- **Stated problem**
Every line holding the word "JSON" counts once. Give the total, nothing more.

- **Recorded information**
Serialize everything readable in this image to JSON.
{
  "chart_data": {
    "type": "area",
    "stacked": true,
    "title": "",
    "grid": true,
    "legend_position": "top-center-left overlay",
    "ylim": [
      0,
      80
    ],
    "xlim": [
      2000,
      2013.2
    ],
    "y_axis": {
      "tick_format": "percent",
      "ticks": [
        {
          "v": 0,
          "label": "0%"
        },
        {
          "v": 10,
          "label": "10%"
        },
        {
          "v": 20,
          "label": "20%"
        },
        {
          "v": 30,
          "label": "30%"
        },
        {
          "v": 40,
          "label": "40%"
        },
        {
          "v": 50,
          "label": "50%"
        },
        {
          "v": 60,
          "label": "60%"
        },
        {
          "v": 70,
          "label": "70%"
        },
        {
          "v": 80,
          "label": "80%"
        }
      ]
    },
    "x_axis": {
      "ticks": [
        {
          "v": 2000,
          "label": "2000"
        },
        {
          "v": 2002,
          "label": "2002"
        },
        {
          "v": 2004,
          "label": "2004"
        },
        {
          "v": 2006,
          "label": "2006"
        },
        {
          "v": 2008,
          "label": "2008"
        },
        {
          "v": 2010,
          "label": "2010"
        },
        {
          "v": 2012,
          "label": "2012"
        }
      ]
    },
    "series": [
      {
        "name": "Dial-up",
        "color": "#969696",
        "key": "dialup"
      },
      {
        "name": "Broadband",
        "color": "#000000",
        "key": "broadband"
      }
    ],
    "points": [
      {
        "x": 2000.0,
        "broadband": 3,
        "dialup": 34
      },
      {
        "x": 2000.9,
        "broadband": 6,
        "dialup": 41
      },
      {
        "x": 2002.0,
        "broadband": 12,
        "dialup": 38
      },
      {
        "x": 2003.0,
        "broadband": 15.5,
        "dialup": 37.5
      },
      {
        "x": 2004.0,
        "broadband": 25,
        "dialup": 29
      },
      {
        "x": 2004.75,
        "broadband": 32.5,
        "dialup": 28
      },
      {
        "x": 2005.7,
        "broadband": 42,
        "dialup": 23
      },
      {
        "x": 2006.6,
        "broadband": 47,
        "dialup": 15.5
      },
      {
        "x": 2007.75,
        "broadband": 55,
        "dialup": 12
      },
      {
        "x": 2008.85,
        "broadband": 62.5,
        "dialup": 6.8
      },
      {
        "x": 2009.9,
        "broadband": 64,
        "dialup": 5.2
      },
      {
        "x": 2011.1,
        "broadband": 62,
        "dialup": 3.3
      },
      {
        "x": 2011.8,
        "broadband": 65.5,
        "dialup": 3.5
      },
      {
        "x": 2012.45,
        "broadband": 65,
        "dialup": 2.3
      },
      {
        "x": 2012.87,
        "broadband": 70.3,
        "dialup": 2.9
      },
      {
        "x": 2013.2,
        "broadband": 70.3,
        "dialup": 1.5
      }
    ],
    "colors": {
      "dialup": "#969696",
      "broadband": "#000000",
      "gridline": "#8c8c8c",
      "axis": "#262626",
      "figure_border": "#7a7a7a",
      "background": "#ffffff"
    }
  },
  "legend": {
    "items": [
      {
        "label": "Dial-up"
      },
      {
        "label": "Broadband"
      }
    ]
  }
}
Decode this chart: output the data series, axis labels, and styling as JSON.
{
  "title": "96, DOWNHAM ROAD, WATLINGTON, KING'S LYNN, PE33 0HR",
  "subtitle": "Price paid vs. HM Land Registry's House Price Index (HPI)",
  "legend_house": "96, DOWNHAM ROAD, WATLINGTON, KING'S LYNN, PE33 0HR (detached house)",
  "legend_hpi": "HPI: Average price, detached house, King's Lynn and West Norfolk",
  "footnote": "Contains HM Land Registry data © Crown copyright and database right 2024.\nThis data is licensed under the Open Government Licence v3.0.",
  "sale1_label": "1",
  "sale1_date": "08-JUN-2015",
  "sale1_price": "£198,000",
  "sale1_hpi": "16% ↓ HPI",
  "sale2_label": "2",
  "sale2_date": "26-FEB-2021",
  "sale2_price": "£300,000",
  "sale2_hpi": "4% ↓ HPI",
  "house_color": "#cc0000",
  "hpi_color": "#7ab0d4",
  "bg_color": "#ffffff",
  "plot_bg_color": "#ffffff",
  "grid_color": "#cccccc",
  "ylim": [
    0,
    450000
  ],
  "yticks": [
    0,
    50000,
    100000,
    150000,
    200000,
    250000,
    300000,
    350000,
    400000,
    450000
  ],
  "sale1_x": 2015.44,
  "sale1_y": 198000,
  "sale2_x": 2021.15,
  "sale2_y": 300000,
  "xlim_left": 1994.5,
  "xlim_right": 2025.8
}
...
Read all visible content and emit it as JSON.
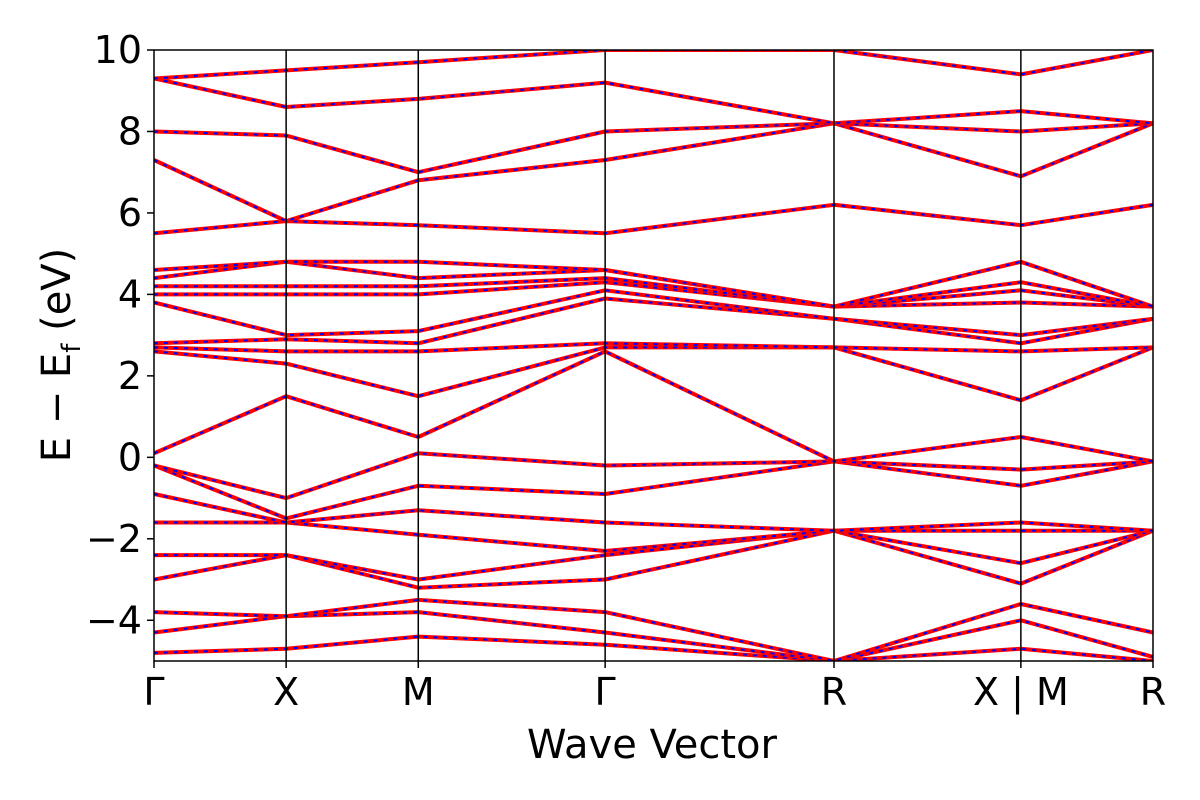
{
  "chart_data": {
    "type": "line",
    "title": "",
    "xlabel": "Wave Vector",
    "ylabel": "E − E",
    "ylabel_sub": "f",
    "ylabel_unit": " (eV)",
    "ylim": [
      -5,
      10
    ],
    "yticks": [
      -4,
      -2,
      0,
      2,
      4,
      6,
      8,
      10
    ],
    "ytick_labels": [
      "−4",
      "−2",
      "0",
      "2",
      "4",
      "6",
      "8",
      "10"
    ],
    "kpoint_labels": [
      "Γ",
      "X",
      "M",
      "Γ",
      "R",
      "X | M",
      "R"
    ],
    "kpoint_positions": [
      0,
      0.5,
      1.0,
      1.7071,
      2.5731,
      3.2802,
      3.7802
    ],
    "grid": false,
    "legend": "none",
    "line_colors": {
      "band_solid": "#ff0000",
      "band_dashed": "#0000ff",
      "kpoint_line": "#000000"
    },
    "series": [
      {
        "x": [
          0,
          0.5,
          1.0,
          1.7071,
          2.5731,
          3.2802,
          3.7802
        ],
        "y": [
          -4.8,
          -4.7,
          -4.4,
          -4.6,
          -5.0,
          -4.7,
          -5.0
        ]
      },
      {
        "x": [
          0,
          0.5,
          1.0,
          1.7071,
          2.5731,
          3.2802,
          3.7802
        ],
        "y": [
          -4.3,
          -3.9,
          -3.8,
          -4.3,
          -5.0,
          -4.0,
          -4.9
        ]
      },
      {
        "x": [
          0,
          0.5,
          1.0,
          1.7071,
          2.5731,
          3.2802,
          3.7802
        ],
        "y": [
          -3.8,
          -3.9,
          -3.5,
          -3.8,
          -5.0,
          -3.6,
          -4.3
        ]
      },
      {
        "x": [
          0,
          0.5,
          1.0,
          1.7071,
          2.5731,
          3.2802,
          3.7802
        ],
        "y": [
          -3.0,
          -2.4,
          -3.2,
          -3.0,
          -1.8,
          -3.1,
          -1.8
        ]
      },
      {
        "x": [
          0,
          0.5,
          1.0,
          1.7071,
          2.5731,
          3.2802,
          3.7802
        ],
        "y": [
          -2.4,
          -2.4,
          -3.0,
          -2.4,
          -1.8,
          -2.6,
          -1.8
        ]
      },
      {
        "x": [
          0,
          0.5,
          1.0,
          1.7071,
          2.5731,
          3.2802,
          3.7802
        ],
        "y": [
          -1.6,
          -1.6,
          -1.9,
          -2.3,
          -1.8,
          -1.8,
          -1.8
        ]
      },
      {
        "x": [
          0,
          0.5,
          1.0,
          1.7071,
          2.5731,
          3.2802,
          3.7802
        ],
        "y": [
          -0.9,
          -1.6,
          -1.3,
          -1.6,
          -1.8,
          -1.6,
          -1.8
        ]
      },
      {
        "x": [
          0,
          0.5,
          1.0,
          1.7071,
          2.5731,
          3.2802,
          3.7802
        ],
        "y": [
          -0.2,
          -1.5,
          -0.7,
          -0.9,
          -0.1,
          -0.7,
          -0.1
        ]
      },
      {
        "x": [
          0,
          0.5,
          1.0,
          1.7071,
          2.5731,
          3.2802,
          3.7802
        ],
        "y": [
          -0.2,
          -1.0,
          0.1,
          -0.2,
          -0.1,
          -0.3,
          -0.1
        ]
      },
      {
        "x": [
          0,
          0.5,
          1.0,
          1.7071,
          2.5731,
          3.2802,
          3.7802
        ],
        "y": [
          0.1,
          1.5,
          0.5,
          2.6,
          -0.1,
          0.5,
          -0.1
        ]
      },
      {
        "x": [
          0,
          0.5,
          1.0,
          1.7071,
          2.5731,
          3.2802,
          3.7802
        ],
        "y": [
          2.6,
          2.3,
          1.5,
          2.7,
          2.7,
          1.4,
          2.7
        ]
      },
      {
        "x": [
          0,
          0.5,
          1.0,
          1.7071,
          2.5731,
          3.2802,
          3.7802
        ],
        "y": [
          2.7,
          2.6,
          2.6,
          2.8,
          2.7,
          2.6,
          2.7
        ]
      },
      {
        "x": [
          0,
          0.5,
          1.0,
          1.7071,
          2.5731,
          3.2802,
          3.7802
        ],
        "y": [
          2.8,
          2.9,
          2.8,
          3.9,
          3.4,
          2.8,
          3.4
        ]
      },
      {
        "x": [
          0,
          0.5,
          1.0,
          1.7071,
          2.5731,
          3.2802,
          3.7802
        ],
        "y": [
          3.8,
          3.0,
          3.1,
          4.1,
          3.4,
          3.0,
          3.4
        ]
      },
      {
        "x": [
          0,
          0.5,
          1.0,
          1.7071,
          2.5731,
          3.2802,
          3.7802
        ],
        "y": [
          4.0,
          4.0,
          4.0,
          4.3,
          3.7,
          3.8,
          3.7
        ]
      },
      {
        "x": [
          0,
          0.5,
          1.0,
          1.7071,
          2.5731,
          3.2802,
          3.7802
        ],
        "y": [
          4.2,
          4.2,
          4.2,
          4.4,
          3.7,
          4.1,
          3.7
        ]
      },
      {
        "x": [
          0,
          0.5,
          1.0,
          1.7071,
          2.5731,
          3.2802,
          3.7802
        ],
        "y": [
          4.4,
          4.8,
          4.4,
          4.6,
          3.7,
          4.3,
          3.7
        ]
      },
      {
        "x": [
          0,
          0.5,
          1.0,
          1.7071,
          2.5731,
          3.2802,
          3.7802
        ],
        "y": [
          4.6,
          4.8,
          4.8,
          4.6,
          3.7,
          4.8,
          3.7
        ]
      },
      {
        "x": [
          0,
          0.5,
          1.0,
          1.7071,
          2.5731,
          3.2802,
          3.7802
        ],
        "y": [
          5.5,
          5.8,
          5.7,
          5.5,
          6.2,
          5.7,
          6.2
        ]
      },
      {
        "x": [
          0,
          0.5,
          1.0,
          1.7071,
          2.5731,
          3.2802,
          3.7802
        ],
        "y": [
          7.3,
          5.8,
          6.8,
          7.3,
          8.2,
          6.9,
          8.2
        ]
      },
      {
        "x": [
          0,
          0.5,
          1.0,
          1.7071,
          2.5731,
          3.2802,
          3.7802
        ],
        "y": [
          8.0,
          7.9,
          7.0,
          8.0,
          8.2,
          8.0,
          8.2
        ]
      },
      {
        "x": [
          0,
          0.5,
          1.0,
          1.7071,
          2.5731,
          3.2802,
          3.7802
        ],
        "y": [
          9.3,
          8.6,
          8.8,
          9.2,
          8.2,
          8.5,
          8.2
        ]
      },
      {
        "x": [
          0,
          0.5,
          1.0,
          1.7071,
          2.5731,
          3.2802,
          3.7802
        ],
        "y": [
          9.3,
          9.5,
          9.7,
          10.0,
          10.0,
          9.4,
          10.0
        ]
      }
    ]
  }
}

- **Completed exercise**
3